— Begin DATA RECORDS —

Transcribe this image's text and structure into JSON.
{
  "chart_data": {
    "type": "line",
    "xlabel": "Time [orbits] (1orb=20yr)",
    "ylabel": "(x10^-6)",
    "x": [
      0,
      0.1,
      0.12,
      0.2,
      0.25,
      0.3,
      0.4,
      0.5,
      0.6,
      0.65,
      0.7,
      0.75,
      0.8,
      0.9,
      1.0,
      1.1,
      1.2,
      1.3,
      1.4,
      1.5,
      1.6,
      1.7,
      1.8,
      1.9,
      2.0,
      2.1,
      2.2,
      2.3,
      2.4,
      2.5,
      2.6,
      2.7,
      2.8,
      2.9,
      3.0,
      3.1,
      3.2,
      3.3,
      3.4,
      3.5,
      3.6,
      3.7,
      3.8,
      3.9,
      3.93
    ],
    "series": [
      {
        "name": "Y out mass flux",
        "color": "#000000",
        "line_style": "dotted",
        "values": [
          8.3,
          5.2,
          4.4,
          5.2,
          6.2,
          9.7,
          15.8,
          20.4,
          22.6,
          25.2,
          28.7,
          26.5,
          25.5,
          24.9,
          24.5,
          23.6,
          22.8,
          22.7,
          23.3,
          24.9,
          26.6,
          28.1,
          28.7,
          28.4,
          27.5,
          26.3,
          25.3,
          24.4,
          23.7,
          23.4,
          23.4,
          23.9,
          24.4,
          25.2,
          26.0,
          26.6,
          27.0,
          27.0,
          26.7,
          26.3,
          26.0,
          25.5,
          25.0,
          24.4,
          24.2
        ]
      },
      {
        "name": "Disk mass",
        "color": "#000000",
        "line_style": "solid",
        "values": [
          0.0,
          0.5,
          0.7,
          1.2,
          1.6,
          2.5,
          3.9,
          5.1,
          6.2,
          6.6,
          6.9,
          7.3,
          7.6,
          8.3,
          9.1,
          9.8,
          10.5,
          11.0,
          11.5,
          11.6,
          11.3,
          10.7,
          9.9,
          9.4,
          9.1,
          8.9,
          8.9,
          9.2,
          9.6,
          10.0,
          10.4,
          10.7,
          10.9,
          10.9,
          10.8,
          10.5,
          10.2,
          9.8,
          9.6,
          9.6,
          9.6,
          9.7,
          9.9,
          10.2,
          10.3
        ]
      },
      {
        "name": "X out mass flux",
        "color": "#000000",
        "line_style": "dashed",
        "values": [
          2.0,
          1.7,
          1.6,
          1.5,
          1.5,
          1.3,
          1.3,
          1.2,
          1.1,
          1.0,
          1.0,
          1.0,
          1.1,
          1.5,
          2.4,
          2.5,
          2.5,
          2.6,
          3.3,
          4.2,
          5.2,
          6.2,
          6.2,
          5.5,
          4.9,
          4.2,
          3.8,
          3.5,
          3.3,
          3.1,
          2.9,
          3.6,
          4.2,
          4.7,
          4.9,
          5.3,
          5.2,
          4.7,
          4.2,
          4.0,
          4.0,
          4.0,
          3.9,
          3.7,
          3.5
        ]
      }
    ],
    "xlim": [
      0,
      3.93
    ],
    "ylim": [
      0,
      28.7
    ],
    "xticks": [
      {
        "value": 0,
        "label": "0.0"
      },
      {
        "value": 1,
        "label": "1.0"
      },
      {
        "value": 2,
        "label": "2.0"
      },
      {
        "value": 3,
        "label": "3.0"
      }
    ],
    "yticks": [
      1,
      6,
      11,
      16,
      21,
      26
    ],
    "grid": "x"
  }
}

— End DATA RECORDS —
— Begin DATA RECORDS —

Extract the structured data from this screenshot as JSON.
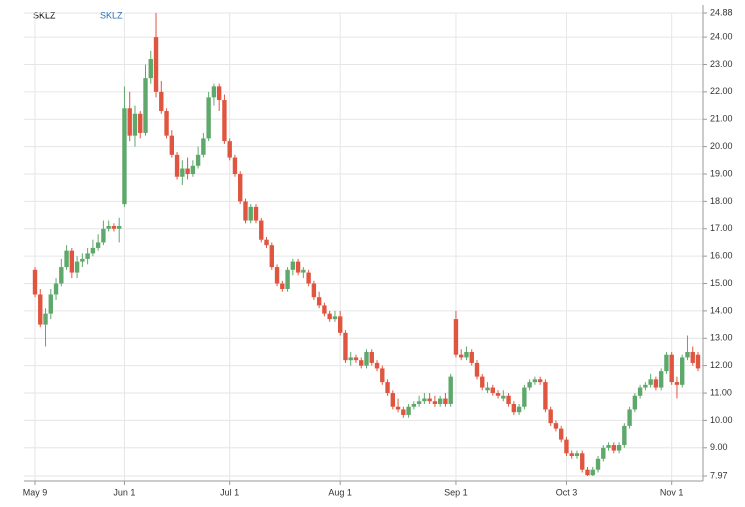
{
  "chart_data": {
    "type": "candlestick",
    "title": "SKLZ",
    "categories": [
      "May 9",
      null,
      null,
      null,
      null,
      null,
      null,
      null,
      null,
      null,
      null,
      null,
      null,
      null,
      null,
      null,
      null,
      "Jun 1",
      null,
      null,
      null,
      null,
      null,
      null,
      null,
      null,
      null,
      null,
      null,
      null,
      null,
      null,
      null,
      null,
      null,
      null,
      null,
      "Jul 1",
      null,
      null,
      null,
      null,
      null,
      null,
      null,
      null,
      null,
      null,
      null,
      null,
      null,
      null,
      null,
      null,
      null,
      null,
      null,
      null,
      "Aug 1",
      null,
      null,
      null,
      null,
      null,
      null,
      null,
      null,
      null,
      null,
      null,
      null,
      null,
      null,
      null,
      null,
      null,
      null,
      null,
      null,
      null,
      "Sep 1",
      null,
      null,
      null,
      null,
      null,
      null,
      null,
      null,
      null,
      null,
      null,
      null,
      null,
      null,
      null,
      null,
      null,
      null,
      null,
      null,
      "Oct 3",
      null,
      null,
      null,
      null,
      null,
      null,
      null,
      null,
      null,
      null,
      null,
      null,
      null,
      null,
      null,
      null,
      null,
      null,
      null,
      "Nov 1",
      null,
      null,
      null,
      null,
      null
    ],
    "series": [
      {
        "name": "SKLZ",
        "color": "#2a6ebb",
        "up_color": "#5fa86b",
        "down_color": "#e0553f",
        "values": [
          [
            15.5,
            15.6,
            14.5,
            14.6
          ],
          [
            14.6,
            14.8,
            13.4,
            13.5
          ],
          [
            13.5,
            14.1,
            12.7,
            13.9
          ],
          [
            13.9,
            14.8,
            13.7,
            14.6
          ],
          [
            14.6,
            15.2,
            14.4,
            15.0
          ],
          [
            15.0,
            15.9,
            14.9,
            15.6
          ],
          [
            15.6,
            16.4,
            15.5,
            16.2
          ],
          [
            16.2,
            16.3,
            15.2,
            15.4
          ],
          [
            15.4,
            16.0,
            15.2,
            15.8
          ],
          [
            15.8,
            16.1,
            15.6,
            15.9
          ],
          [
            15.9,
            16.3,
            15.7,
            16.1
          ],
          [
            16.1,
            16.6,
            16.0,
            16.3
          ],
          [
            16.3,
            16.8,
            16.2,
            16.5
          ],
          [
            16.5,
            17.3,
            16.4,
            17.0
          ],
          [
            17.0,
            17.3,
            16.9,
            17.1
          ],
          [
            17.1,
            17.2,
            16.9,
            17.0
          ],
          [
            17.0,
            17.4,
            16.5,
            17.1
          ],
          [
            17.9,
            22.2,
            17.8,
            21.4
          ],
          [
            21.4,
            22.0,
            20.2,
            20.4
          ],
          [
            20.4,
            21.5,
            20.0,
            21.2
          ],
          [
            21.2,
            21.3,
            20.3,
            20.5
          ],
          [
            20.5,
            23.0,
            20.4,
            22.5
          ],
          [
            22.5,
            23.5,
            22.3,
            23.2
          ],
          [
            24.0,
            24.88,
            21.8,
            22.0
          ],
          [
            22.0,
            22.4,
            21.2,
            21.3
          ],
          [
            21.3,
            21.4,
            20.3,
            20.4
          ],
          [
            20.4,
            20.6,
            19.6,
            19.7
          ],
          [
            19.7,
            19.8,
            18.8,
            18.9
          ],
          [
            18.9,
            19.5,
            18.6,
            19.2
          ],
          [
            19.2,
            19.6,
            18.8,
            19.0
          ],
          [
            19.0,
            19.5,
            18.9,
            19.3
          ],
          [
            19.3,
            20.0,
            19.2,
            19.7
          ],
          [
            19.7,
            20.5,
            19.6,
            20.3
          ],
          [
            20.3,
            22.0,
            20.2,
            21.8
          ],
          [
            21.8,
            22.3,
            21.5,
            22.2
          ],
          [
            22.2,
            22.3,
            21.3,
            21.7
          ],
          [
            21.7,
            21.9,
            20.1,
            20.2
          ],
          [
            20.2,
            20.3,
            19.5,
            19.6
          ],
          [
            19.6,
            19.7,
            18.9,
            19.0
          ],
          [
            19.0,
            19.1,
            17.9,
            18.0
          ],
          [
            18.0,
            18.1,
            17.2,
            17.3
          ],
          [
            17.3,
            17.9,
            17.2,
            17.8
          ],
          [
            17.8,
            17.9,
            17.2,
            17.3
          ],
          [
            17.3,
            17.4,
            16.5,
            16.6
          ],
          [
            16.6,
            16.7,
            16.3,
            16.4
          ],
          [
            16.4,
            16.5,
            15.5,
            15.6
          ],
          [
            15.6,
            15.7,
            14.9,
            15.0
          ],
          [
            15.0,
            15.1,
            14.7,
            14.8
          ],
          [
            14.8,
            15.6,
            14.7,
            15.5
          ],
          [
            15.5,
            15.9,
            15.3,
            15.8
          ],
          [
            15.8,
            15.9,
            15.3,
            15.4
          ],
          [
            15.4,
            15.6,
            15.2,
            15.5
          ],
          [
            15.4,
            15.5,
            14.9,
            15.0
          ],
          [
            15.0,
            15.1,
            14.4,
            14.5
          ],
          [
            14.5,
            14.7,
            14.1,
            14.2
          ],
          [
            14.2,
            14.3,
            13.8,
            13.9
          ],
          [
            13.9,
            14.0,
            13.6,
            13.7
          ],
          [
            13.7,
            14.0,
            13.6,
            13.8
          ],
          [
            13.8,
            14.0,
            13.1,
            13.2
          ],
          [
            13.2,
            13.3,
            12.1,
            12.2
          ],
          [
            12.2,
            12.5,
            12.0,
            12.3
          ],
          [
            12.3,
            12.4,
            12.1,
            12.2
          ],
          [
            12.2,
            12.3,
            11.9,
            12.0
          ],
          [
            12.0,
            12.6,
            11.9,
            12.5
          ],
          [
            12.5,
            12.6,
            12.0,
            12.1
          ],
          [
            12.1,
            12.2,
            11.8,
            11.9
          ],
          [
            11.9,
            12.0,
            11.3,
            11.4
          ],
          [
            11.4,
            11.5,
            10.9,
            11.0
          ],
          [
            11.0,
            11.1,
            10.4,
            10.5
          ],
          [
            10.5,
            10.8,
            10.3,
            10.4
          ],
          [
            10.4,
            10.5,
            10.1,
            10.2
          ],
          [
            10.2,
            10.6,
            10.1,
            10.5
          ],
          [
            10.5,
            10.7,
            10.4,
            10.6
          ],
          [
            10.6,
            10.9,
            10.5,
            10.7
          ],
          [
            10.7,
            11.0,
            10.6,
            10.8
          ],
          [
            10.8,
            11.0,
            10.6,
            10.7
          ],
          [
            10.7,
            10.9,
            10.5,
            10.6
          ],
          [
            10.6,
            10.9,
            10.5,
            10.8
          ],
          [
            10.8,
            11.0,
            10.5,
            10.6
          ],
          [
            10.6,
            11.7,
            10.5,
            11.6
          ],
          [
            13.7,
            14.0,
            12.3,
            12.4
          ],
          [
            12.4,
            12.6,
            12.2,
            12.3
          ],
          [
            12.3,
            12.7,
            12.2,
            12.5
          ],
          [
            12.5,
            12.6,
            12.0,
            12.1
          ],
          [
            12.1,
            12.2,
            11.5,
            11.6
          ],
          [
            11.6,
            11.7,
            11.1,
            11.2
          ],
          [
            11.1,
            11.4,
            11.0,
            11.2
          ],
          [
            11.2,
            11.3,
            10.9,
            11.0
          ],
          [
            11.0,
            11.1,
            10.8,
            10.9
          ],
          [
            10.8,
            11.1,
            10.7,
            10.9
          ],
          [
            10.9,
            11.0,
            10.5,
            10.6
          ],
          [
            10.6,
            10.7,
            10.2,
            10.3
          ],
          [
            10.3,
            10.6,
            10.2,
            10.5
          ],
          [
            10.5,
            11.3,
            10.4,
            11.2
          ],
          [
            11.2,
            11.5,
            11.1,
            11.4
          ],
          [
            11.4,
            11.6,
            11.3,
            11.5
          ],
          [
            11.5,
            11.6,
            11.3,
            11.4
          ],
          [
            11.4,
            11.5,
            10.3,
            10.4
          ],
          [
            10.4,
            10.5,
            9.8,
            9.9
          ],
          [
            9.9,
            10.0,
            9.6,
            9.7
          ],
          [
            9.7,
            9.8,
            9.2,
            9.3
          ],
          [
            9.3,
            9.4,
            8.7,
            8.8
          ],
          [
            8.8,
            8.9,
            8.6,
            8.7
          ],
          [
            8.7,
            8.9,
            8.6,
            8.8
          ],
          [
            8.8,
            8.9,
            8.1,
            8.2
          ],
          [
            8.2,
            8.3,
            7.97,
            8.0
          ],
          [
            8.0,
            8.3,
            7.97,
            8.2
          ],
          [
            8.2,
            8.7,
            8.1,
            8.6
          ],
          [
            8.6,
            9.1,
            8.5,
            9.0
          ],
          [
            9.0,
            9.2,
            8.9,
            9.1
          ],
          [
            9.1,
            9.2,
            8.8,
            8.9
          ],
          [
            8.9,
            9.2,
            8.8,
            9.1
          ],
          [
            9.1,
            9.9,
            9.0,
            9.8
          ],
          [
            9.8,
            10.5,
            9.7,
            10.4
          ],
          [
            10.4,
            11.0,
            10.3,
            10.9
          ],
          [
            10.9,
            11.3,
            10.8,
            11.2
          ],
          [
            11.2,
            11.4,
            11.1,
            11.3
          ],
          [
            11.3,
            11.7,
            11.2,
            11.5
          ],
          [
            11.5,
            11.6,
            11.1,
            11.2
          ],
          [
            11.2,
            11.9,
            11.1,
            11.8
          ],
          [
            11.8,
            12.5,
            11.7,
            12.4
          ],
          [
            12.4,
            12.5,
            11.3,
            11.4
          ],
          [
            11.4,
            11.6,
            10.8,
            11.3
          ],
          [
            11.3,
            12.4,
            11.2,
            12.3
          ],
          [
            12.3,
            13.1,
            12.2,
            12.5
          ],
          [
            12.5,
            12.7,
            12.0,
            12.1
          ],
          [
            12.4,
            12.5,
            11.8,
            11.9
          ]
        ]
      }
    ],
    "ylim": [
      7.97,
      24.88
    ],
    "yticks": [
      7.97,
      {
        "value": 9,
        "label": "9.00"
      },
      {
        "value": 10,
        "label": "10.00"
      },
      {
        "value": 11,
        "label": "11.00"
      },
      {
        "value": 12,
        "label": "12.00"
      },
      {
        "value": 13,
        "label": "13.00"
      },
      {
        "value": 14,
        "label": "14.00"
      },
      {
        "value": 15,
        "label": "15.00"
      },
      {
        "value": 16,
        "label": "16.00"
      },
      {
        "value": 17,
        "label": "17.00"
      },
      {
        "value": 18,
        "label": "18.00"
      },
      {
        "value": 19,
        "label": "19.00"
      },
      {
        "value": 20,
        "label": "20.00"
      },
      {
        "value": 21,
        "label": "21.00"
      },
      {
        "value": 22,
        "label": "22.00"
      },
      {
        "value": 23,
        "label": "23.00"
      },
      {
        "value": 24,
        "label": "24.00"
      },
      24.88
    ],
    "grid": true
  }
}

— End DATA RECORDS —

WHAT THE TASK ASKS ::
Only a number is expected here: the count of lines in the listing that hold the string "mass".

CORRECT RESPONSE ::
3